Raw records
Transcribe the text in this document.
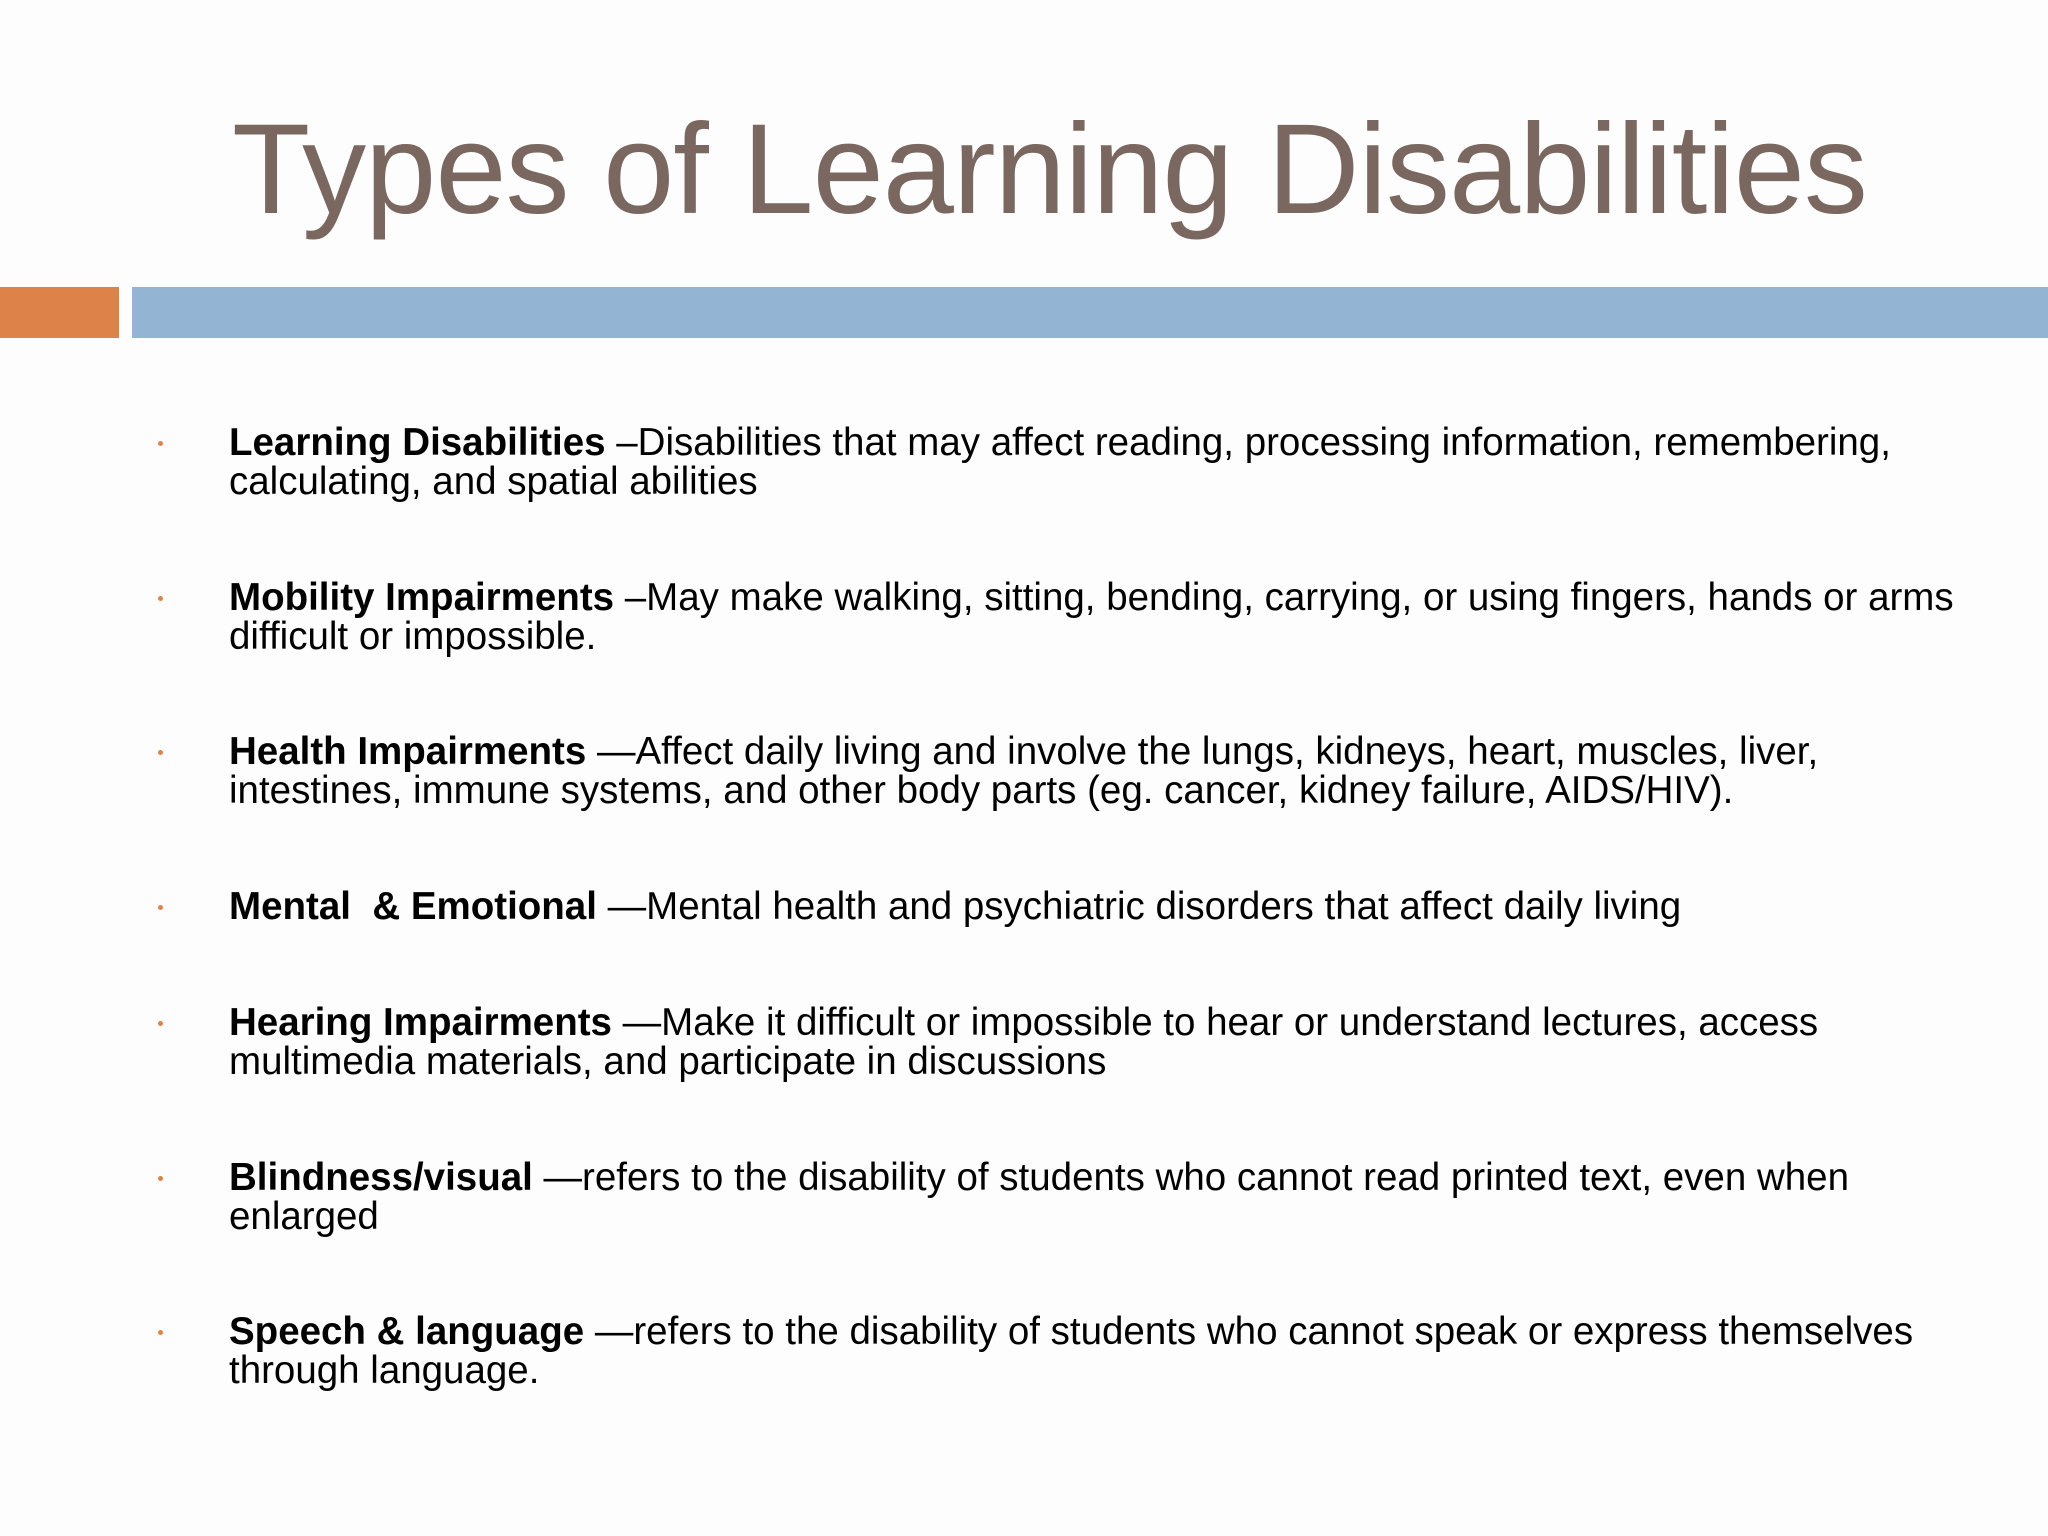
Types of Learning Disabilities
Learning Disabilities –Disabilities that may affect reading, processing information, remembering, calculating, and spatial abilities
Mobility Impairments –May make walking, sitting, bending, carrying, or using fingers, hands or arms difficult or impossible.
Health Impairments —Affect daily living and involve the lungs, kidneys, heart, muscles, liver, intestines, immune systems, and other body parts (eg. cancer, kidney failure, AIDS/HIV).
Mental  & Emotional —Mental health and psychiatric disorders that affect daily living
Hearing Impairments —Make it difficult or impossible to hear or understand lectures, access multimedia materials, and participate in discussions
Blindness/visual —refers to the disability of students who cannot read printed text, even when enlarged
Speech & language —refers to the disability of students who cannot speak or express themselves through language.
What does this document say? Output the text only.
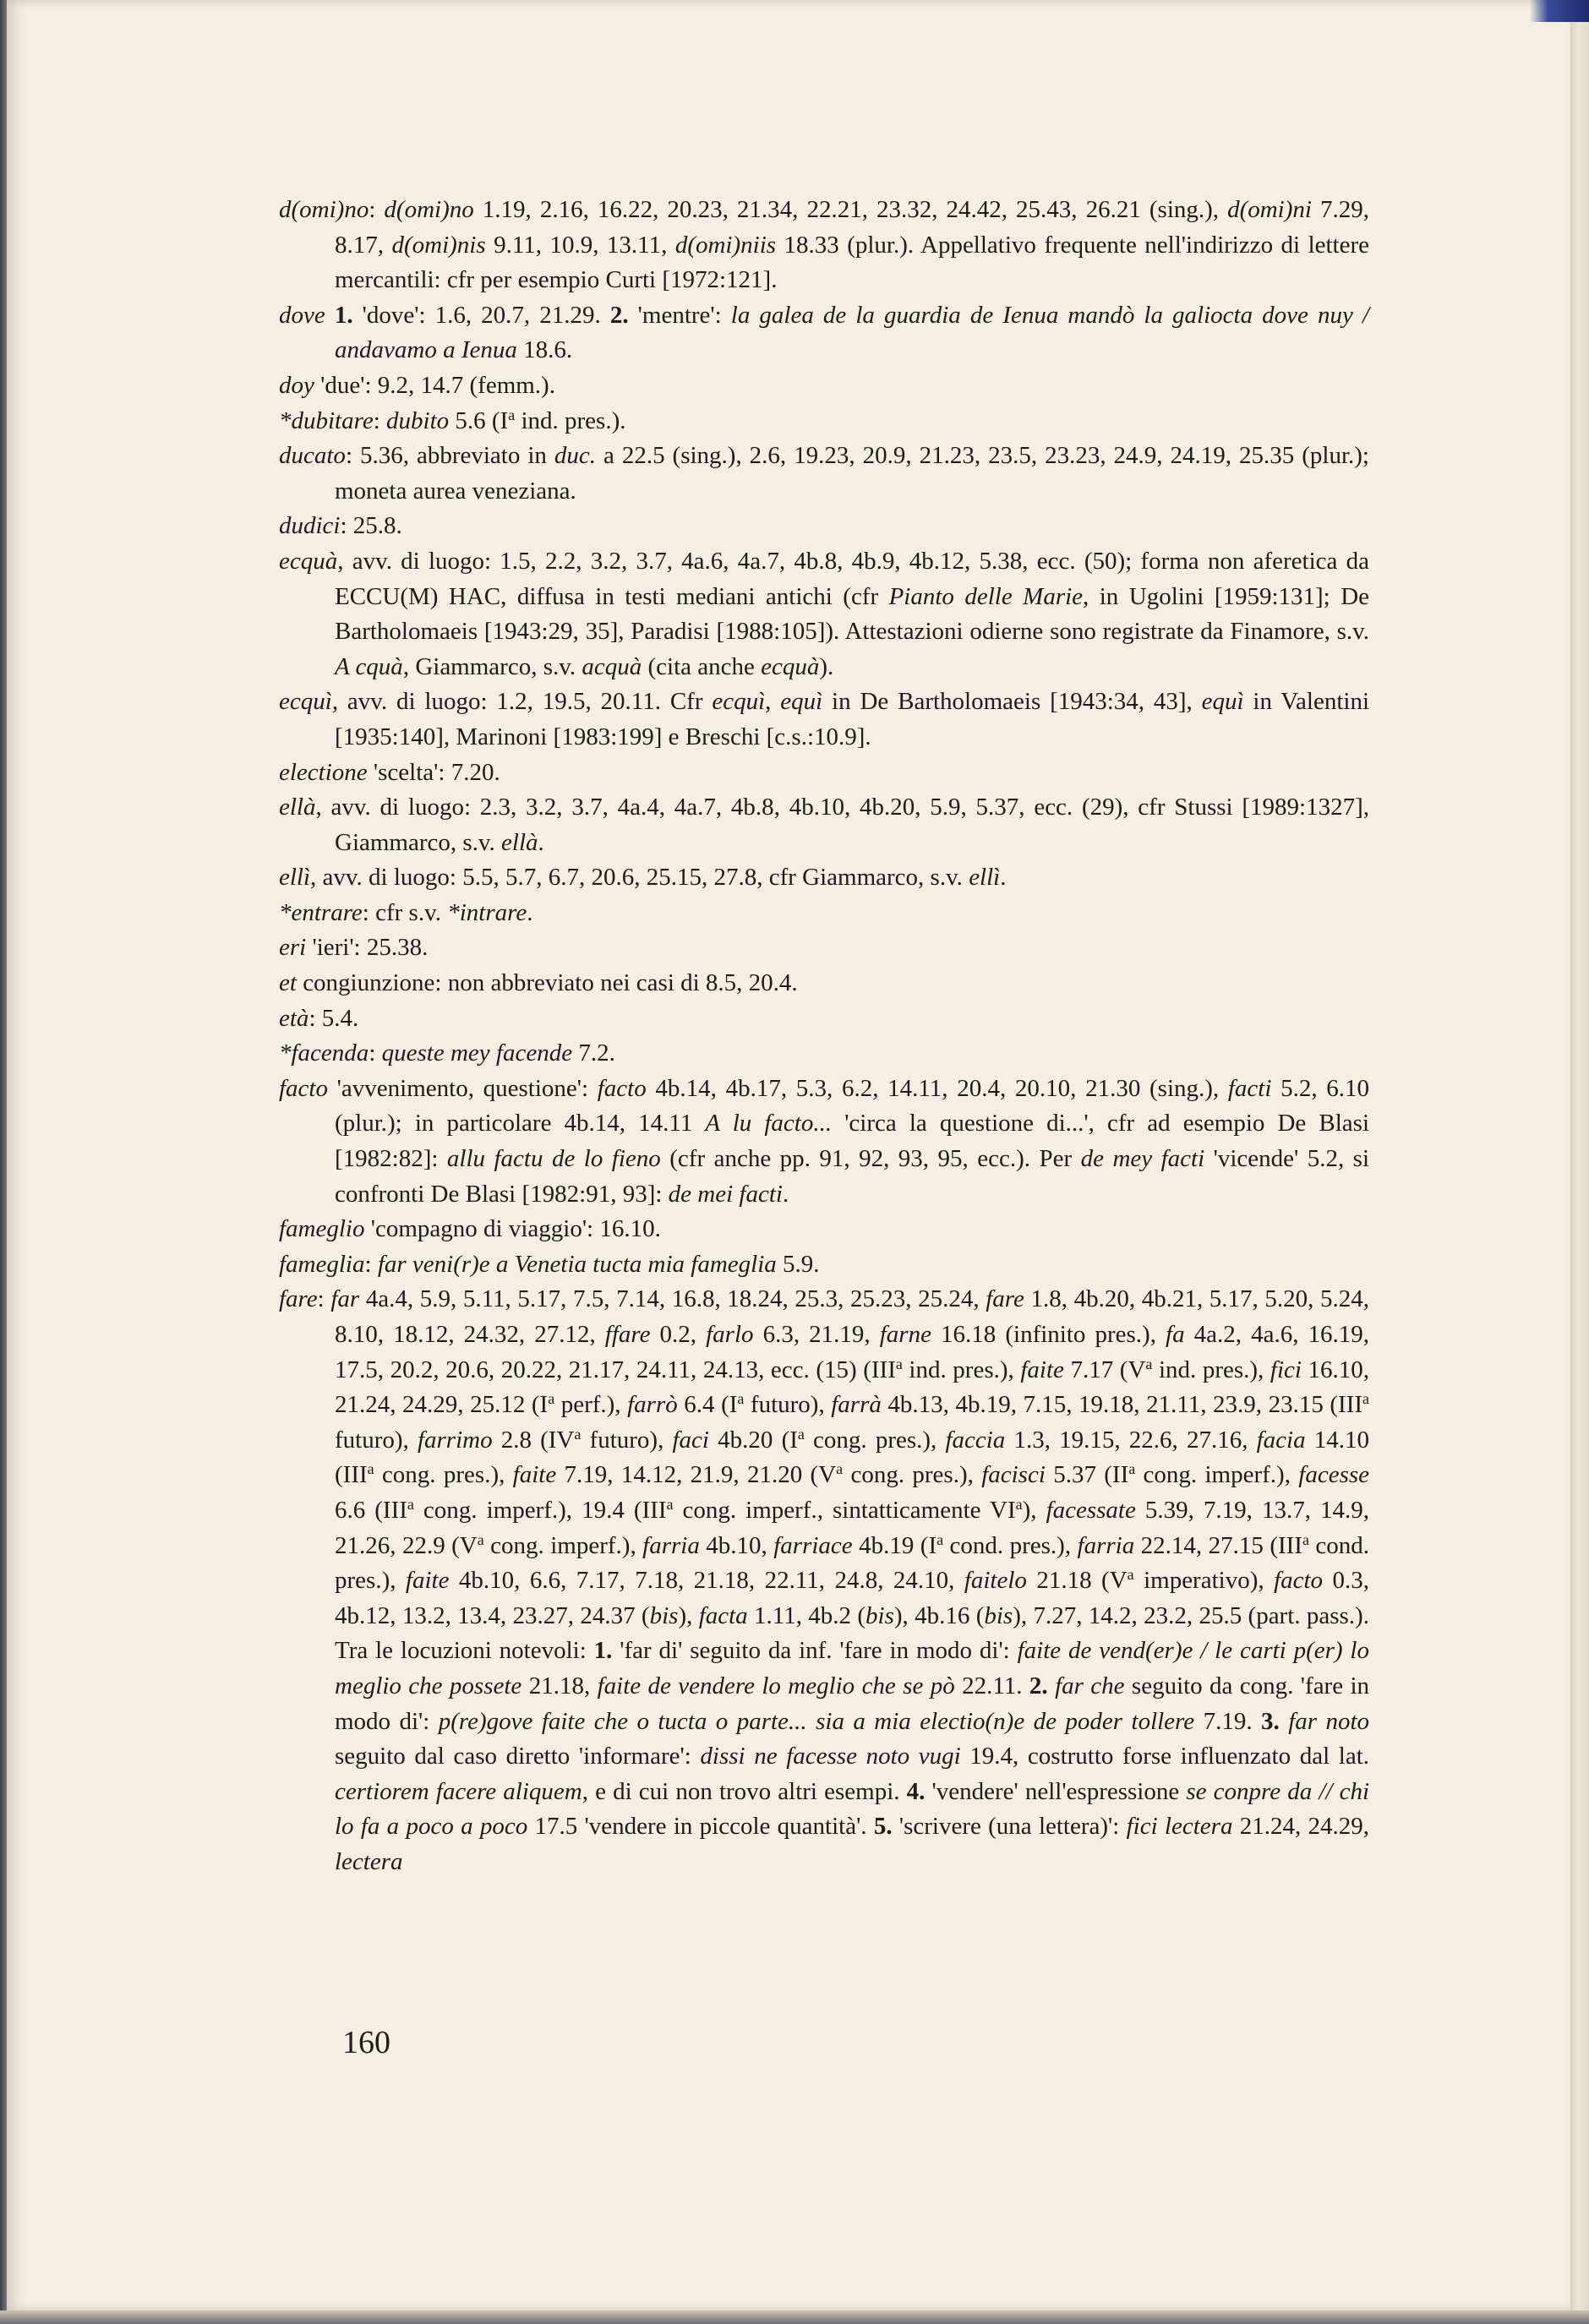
d(omi)no: d(omi)no 1.19, 2.16, 16.22, 20.23, 21.34, 22.21, 23.32, 24.42, 25.43, 26.21 (sing.), d(omi)ni 7.29, 8.17, d(omi)nis 9.11, 10.9, 13.11, d(omi)niis 18.33 (plur.). Appellativo frequente nell'indirizzo di lettere mercantili: cfr per esempio Curti [1972:121].

dove 1. 'dove': 1.6, 20.7, 21.29. 2. 'mentre': la galea de la guardia de Ienua mandò la galiocta dove nuy / andavamo a Ienua 18.6.

doy 'due': 9.2, 14.7 (femm.).

*dubitare: dubito 5.6 ($I^a$ ind. pres.).

ducato: 5.36, abbreviato in duc. a 22.5 (sing.), 2.6, 19.23, 20.9, 21.23, 23.5, 23.23, 24.9, 24.19, 25.35 (plur.); moneta aurea veneziana.

dudici: 25.8.

ecquà, avv. di luogo: 1.5, 2.2, 3.2, 3.7, 4a.6, 4a.7, 4b.8, 4b.9, 4b.12, 5.38, ecc. (50); forma non aferetica da ECCU(M) HAC, diffusa in testi mediani antichi (cfr Pianto delle Marie, in Ugolini [1959:131]; De Bartholomaeis [1943:29, 35], Paradisi [1988:105]). Attestazioni odierne sono registrate da Finamore, s.v. A cquà, Giammarco, s.v. acquà (cita anche ecquà).

ecquì, avv. di luogo: 1.2, 19.5, 20.11. Cfr ecquì, equì in De Bartholomaeis [1943:34, 43], equì in Valentini [1935:140], Marinoni [1983:199] e Breschi [c.s.:10.9].

electione 'scelta': 7.20.

ellà, avv. di luogo: 2.3, 3.2, 3.7, 4a.4, 4a.7, 4b.8, 4b.10, 4b.20, 5.9, 5.37, ecc. (29), cfr Stussi [1989:1327], Giammarco, s.v. ellà.

ellì, avv. di luogo: 5.5, 5.7, 6.7, 20.6, 25.15, 27.8, cfr Giammarco, s.v. ellì.

*entrare: cfr s.v. *intrare.

eri 'ieri': 25.38.

et congiunzione: non abbreviato nei casi di 8.5, 20.4.

età: 5.4.

*facenda: queste mey facende 7.2.

facto 'avvenimento, questione': facto 4b.14, 4b.17, 5.3, 6.2, 14.11, 20.4, 20.10, 21.30 (sing.), facti 5.2, 6.10 (plur.); in particolare 4b.14, 14.11 A lu facto... 'circa la questione di...', cfr ad esempio De Blasi [1982:82]: allu factu de lo fieno (cfr anche pp. 91, 92, 93, 95, ecc.). Per de mey facti 'vicende' 5.2, si confronti De Blasi [1982:91, 93]: de mei facti.

fameglio 'compagno di viaggio': 16.10.

fameglia: far veni(r)e a Venetia tucta mia fameglia 5.9.

fare: far 4a.4, 5.9, 5.11, 5.17, 7.5, 7.14, 16.8, 18.24, 25.3, 25.23, 25.24, fare 1.8, 4b.20, 4b.21, 5.17, 5.20, 5.24, 8.10, 18.12, 24.32, 27.12, ffare 0.2, farlo 6.3, 21.19, farne 16.18 (infinito pres.), fa 4a.2, 4a.6, 16.19, 17.5, 20.2, 20.6, 20.22, 21.17, 24.11, 24.13, ecc. (15) (III$^a$ ind. pres.), faite 7.17 ($V^a$ ind. pres.), fici 16.10, 21.24, 24.29, 25.12 ($I^a$ perf.), farrò 6.4 ($I^a$ futuro), farrà 4b.13, 4b.19, 7.15, 19.18, 21.11, 23.9, 23.15 (III$^a$ futuro), farrimo 2.8 ($IV^a$ futuro), faci 4b.20 ($I^a$ cong. pres.), faccia 1.3, 19.15, 22.6, 27.16, facia 14.10 (III$^a$ cong. pres.), faite 7.19, 14.12, 21.9, 21.20 ($V^a$ cong. pres.), facisci 5.37 ($II^a$ cong. imperf.), facesse 6.6 (III$^a$ cong. imperf.), 19.4 (III$^a$ cong. imperf., sintatticamente $VI^a$), facessate 5.39, 7.19, 13.7, 14.9, 21.26, 22.9 ($V^a$ cong. imperf.), farria 4b.10, farriace 4b.19 ($I^a$ cond. pres.), farria 22.14, 27.15 (III$^a$ cond. pres.), faite 4b.10, 6.6, 7.17, 7.18, 21.18, 22.11, 24.8, 24.10, faitelo 21.18 ($V^a$ imperativo), facto 0.3, 4b.12, 13.2, 13.4, 23.27, 24.37 (bis), facta 1.11, 4b.2 (bis), 4b.16 (bis), 7.27, 14.2, 23.2, 25.5 (part. pass.). Tra le locuzioni notevoli: 1. 'far di' seguito da inf. 'fare in modo di': faite de vend(er)e / le carti p(er) lo meglio che possete 21.18, faite de vendere lo meglio che se pò 22.11. 2. far che seguito da cong. 'fare in modo di': p(re)gove faite che o tucta o parte... sia a mia electio(n)e de poder tollere 7.19. 3. far noto seguito dal caso diretto 'informare': dissi ne facesse noto vugi 19.4, costrutto forse influenzato dal lat. certiorem facere aliquem, e di cui non trovo altri esempi. 4. 'vendere' nell'espressione se conpre da // chi lo fa a poco a poco 17.5 'vendere in piccole quantità'. 5. 'scrivere (una lettera)': fici lectera 21.24, 24.29, lectera

160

> [Required task]:
Lines from the records above that hold "Disabilities" are the ones to list.

> [Exercise result]:
Types of Learning Disabilities
Learning Disabilities –Disabilities that may affect reading, processing information, remembering, calculating, and spatial abilities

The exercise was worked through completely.